Stored data:
┄┄┄┄┄┄┄┄┄┄

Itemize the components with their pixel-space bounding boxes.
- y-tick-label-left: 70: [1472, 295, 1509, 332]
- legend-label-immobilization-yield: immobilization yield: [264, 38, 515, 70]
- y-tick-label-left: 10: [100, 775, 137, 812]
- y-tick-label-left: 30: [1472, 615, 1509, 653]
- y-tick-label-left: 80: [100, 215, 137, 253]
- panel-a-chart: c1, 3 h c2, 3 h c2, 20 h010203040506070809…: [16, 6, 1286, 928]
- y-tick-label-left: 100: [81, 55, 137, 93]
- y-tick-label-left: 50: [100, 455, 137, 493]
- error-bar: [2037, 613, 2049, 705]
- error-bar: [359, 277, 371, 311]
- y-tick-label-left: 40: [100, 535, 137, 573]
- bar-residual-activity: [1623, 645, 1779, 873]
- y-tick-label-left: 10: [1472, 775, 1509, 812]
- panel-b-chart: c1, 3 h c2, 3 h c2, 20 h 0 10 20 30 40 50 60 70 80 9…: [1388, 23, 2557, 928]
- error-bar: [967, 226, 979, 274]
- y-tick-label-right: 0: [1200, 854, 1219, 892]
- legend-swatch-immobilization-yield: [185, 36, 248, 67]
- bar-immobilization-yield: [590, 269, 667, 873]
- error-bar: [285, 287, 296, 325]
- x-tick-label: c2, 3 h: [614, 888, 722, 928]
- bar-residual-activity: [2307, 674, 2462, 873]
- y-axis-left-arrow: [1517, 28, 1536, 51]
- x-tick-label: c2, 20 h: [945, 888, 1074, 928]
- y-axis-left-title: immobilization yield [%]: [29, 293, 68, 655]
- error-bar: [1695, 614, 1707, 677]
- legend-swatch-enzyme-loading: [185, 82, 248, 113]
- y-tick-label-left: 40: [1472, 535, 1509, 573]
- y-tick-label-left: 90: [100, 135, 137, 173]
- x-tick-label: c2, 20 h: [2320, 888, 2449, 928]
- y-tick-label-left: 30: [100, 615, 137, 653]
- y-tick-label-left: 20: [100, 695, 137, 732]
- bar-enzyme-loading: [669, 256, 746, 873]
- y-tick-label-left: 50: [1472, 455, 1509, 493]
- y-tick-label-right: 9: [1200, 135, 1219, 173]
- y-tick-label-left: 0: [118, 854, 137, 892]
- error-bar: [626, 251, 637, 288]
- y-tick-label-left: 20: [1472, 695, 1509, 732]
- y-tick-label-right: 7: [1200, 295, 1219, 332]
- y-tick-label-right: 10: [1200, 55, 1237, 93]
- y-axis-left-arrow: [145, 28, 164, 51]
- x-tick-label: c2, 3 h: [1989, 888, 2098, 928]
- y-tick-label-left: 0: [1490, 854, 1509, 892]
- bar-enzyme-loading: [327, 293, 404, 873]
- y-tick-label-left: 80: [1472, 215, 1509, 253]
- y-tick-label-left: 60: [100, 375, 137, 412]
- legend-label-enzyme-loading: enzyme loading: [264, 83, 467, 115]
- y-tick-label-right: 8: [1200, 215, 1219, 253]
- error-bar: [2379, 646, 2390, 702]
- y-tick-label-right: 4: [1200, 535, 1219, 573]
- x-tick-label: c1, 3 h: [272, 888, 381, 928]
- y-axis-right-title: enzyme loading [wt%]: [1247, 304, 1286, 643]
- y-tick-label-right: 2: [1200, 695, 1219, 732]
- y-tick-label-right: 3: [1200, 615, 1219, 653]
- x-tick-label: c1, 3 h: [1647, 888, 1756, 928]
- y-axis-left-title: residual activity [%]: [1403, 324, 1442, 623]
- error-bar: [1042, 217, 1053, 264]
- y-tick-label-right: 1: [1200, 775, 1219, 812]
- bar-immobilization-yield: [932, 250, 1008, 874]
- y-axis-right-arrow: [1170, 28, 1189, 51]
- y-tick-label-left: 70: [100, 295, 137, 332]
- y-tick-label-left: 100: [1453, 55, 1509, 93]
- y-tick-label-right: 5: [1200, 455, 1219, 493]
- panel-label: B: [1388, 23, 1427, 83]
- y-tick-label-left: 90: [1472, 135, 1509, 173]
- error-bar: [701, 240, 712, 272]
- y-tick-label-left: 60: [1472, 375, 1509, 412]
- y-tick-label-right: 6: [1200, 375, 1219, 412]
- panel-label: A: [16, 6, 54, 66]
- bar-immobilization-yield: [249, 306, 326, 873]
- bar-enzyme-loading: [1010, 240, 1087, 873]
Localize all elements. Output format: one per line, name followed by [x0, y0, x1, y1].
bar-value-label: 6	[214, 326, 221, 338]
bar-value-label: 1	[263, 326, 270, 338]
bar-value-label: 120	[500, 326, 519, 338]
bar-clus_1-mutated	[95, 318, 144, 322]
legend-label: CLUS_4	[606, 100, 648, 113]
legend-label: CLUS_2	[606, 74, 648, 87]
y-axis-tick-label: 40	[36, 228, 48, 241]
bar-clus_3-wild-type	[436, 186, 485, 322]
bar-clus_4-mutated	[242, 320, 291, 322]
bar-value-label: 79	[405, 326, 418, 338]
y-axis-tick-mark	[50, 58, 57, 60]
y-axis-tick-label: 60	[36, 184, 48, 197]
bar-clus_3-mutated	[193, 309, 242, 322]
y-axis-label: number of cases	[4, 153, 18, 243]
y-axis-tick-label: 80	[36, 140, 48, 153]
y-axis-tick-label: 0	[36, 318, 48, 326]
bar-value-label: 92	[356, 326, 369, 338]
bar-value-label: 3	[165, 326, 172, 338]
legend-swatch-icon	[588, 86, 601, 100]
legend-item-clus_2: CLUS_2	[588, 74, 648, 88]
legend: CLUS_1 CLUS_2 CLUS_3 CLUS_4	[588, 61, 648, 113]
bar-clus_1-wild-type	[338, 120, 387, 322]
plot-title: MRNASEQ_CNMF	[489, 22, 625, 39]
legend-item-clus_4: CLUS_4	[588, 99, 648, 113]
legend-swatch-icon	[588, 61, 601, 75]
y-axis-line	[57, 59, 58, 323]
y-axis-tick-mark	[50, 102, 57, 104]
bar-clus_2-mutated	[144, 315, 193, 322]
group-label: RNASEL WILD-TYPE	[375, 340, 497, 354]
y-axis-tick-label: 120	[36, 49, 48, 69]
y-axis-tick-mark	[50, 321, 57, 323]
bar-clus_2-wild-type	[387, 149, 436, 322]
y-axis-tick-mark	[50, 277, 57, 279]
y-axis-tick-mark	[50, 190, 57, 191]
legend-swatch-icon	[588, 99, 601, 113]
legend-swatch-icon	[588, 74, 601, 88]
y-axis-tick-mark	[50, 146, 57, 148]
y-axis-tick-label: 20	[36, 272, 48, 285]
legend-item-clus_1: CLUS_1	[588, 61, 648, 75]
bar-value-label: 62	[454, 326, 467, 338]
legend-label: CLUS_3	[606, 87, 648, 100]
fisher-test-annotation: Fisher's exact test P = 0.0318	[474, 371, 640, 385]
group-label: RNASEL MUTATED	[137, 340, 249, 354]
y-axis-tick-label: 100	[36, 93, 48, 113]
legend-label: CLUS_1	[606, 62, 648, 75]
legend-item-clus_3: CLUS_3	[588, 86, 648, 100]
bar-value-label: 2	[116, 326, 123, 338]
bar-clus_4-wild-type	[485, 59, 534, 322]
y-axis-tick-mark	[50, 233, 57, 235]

┄┄┄┄┄┄┄┄┄┄

Set down each entry from above once more, exactly as written.

Itemize the components with their pixel-space bounding boxes.
- y-tick-label-left: 70: [1472, 295, 1509, 332]
- legend-label-immobilization-yield: immobilization yield: [264, 38, 515, 70]
- y-tick-label-left: 10: [100, 775, 137, 812]
- y-tick-label-left: 30: [1472, 615, 1509, 653]
- y-tick-label-left: 80: [100, 215, 137, 253]
- panel-a-chart: c1, 3 h c2, 3 h c2, 20 h010203040506070809…: [16, 6, 1286, 928]
- y-tick-label-left: 100: [81, 55, 137, 93]
- y-tick-label-left: 50: [100, 455, 137, 493]
- error-bar: [2037, 613, 2049, 705]
- error-bar: [359, 277, 371, 311]
- y-tick-label-left: 40: [100, 535, 137, 573]
- bar-residual-activity: [1623, 645, 1779, 873]
- y-tick-label-left: 10: [1472, 775, 1509, 812]
- panel-b-chart: c1, 3 h c2, 3 h c2, 20 h 0 10 20 30 40 50 60 70 80 9…: [1388, 23, 2557, 928]
- error-bar: [967, 226, 979, 274]
- y-tick-label-right: 0: [1200, 854, 1219, 892]
- legend-swatch-immobilization-yield: [185, 36, 248, 67]
- bar-immobilization-yield: [590, 269, 667, 873]
- error-bar: [285, 287, 296, 325]
- x-tick-label: c2, 3 h: [614, 888, 722, 928]
- bar-residual-activity: [2307, 674, 2462, 873]
- y-axis-left-arrow: [1517, 28, 1536, 51]
- x-tick-label: c2, 20 h: [945, 888, 1074, 928]
- y-axis-left-title: immobilization yield [%]: [29, 293, 68, 655]
- error-bar: [1695, 614, 1707, 677]
- legend-swatch-enzyme-loading: [185, 82, 248, 113]
- y-tick-label-left: 40: [1472, 535, 1509, 573]
- y-tick-label-left: 90: [100, 135, 137, 173]
- x-tick-label: c2, 20 h: [2320, 888, 2449, 928]
- y-tick-label-left: 30: [100, 615, 137, 653]
- y-tick-label-left: 20: [100, 695, 137, 732]
- bar-enzyme-loading: [669, 256, 746, 873]
- y-tick-label-left: 50: [1472, 455, 1509, 493]
- y-tick-label-right: 9: [1200, 135, 1219, 173]
- y-tick-label-left: 0: [118, 854, 137, 892]
- error-bar: [626, 251, 637, 288]
- y-tick-label-left: 20: [1472, 695, 1509, 732]
- y-tick-label-right: 7: [1200, 295, 1219, 332]
- y-tick-label-right: 10: [1200, 55, 1237, 93]
- y-axis-left-arrow: [145, 28, 164, 51]
- x-tick-label: c2, 3 h: [1989, 888, 2098, 928]
- y-tick-label-left: 0: [1490, 854, 1509, 892]
- bar-enzyme-loading: [327, 293, 404, 873]
- y-tick-label-left: 80: [1472, 215, 1509, 253]
- y-tick-label-left: 60: [100, 375, 137, 412]
- legend-label-enzyme-loading: enzyme loading: [264, 83, 467, 115]
- y-tick-label-right: 8: [1200, 215, 1219, 253]
- error-bar: [2379, 646, 2390, 702]
- y-tick-label-right: 4: [1200, 535, 1219, 573]
- x-tick-label: c1, 3 h: [272, 888, 381, 928]
- y-axis-right-title: enzyme loading [wt%]: [1247, 304, 1286, 643]
- y-tick-label-right: 2: [1200, 695, 1219, 732]
- y-tick-label-right: 3: [1200, 615, 1219, 653]
- x-tick-label: c1, 3 h: [1647, 888, 1756, 928]
- y-axis-left-title: residual activity [%]: [1403, 324, 1442, 623]
- error-bar: [1042, 217, 1053, 264]
- y-tick-label-right: 1: [1200, 775, 1219, 812]
- bar-immobilization-yield: [932, 250, 1008, 874]
- y-axis-right-arrow: [1170, 28, 1189, 51]
- y-tick-label-left: 70: [100, 295, 137, 332]
- y-tick-label-left: 100: [1453, 55, 1509, 93]
- y-tick-label-right: 5: [1200, 455, 1219, 493]
- panel-label: B: [1388, 23, 1427, 83]
- y-tick-label-left: 90: [1472, 135, 1509, 173]
- error-bar: [701, 240, 712, 272]
- y-tick-label-left: 60: [1472, 375, 1509, 412]
- y-tick-label-right: 6: [1200, 375, 1219, 412]
- panel-label: A: [16, 6, 54, 66]
- bar-immobilization-yield: [249, 306, 326, 873]
- bar-enzyme-loading: [1010, 240, 1087, 873]
Localize all elements. Output format: one per line, name followed by [x0, y0, x1, y1].
bar-value-label: 6	[214, 326, 221, 338]
bar-value-label: 1	[263, 326, 270, 338]
bar-value-label: 120	[500, 326, 519, 338]
bar-clus_1-mutated	[95, 318, 144, 322]
legend-label: CLUS_4	[606, 100, 648, 113]
legend-label: CLUS_2	[606, 74, 648, 87]
y-axis-tick-label: 40	[36, 228, 48, 241]
bar-clus_3-wild-type	[436, 186, 485, 322]
bar-clus_4-mutated	[242, 320, 291, 322]
bar-value-label: 79	[405, 326, 418, 338]
y-axis-tick-mark	[50, 58, 57, 60]
y-axis-tick-label: 60	[36, 184, 48, 197]
bar-clus_3-mutated	[193, 309, 242, 322]
y-axis-label: number of cases	[4, 153, 18, 243]
y-axis-tick-label: 80	[36, 140, 48, 153]
y-axis-tick-label: 0	[36, 318, 48, 326]
bar-value-label: 92	[356, 326, 369, 338]
bar-value-label: 3	[165, 326, 172, 338]
legend-swatch-icon	[588, 86, 601, 100]
legend-item-clus_2: CLUS_2	[588, 74, 648, 88]
legend: CLUS_1 CLUS_2 CLUS_3 CLUS_4	[588, 61, 648, 113]
bar-clus_1-wild-type	[338, 120, 387, 322]
plot-title: MRNASEQ_CNMF	[489, 22, 625, 39]
legend-item-clus_4: CLUS_4	[588, 99, 648, 113]
legend-swatch-icon	[588, 61, 601, 75]
y-axis-line	[57, 59, 58, 323]
y-axis-tick-mark	[50, 102, 57, 104]
bar-clus_2-mutated	[144, 315, 193, 322]
group-label: RNASEL WILD-TYPE	[375, 340, 497, 354]
y-axis-tick-label: 120	[36, 49, 48, 69]
y-axis-tick-mark	[50, 321, 57, 323]
bar-clus_2-wild-type	[387, 149, 436, 322]
y-axis-tick-mark	[50, 277, 57, 279]
y-axis-tick-mark	[50, 190, 57, 191]
legend-swatch-icon	[588, 99, 601, 113]
legend-swatch-icon	[588, 74, 601, 88]
y-axis-tick-mark	[50, 146, 57, 148]
y-axis-tick-label: 20	[36, 272, 48, 285]
legend-item-clus_1: CLUS_1	[588, 61, 648, 75]
bar-value-label: 62	[454, 326, 467, 338]
legend-label: CLUS_3	[606, 87, 648, 100]
fisher-test-annotation: Fisher's exact test P = 0.0318	[474, 371, 640, 385]
group-label: RNASEL MUTATED	[137, 340, 249, 354]
y-axis-tick-label: 100	[36, 93, 48, 113]
legend-label: CLUS_1	[606, 62, 648, 75]
legend-item-clus_3: CLUS_3	[588, 86, 648, 100]
bar-value-label: 2	[116, 326, 123, 338]
bar-clus_4-wild-type	[485, 59, 534, 322]
y-axis-tick-mark	[50, 233, 57, 235]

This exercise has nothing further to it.